Task to carry out – Will you extract the entries word for word? Images should not appear in the copy.

Dataset entries –
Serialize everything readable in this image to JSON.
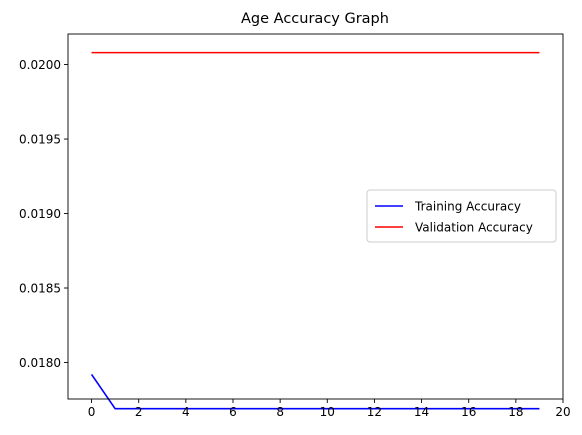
{
  "chart_data": {
    "type": "line",
    "title": "Age Accuracy Graph",
    "xlabel": "",
    "ylabel": "",
    "xlim": [
      -1.0,
      20.0
    ],
    "ylim": [
      0.017755,
      0.020205
    ],
    "xticks": [
      0,
      2,
      4,
      6,
      8,
      10,
      12,
      14,
      16,
      18,
      20
    ],
    "xtick_labels": [
      "0",
      "2",
      "4",
      "6",
      "8",
      "10",
      "12",
      "14",
      "16",
      "18",
      "20"
    ],
    "yticks": [
      0.018,
      0.0185,
      0.019,
      0.0195,
      0.02
    ],
    "ytick_labels": [
      "0.0180",
      "0.0185",
      "0.0190",
      "0.0195",
      "0.0200"
    ],
    "grid": false,
    "legend_position": "center-right",
    "x": [
      0,
      1,
      2,
      3,
      4,
      5,
      6,
      7,
      8,
      9,
      10,
      11,
      12,
      13,
      14,
      15,
      16,
      17,
      18,
      19
    ],
    "series": [
      {
        "name": "Training Accuracy",
        "color": "#0000ff",
        "values": [
          0.01792,
          0.01769,
          0.01769,
          0.01769,
          0.01769,
          0.01769,
          0.01769,
          0.01769,
          0.01769,
          0.01769,
          0.01769,
          0.01769,
          0.01769,
          0.01769,
          0.01769,
          0.01769,
          0.01769,
          0.01769,
          0.01769,
          0.01769
        ]
      },
      {
        "name": "Validation Accuracy",
        "color": "#ff0000",
        "values": [
          0.02008,
          0.02008,
          0.02008,
          0.02008,
          0.02008,
          0.02008,
          0.02008,
          0.02008,
          0.02008,
          0.02008,
          0.02008,
          0.02008,
          0.02008,
          0.02008,
          0.02008,
          0.02008,
          0.02008,
          0.02008,
          0.02008,
          0.02008
        ]
      }
    ]
  }
}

Exercise solution –
Serialize everything readable in this image to JSON.
{
  "chart_data": {
    "type": "line",
    "title": "Age Accuracy Graph",
    "xlabel": "",
    "ylabel": "",
    "xlim": [
      -1.0,
      20.0
    ],
    "ylim": [
      0.017755,
      0.020205
    ],
    "xticks": [
      0,
      2,
      4,
      6,
      8,
      10,
      12,
      14,
      16,
      18,
      20
    ],
    "xtick_labels": [
      "0",
      "2",
      "4",
      "6",
      "8",
      "10",
      "12",
      "14",
      "16",
      "18",
      "20"
    ],
    "yticks": [
      0.018,
      0.0185,
      0.019,
      0.0195,
      0.02
    ],
    "ytick_labels": [
      "0.0180",
      "0.0185",
      "0.0190",
      "0.0195",
      "0.0200"
    ],
    "grid": false,
    "legend_position": "center-right",
    "x": [
      0,
      1,
      2,
      3,
      4,
      5,
      6,
      7,
      8,
      9,
      10,
      11,
      12,
      13,
      14,
      15,
      16,
      17,
      18,
      19
    ],
    "series": [
      {
        "name": "Training Accuracy",
        "color": "#0000ff",
        "values": [
          0.01792,
          0.01769,
          0.01769,
          0.01769,
          0.01769,
          0.01769,
          0.01769,
          0.01769,
          0.01769,
          0.01769,
          0.01769,
          0.01769,
          0.01769,
          0.01769,
          0.01769,
          0.01769,
          0.01769,
          0.01769,
          0.01769,
          0.01769
        ]
      },
      {
        "name": "Validation Accuracy",
        "color": "#ff0000",
        "values": [
          0.02008,
          0.02008,
          0.02008,
          0.02008,
          0.02008,
          0.02008,
          0.02008,
          0.02008,
          0.02008,
          0.02008,
          0.02008,
          0.02008,
          0.02008,
          0.02008,
          0.02008,
          0.02008,
          0.02008,
          0.02008,
          0.02008,
          0.02008
        ]
      }
    ]
  }
}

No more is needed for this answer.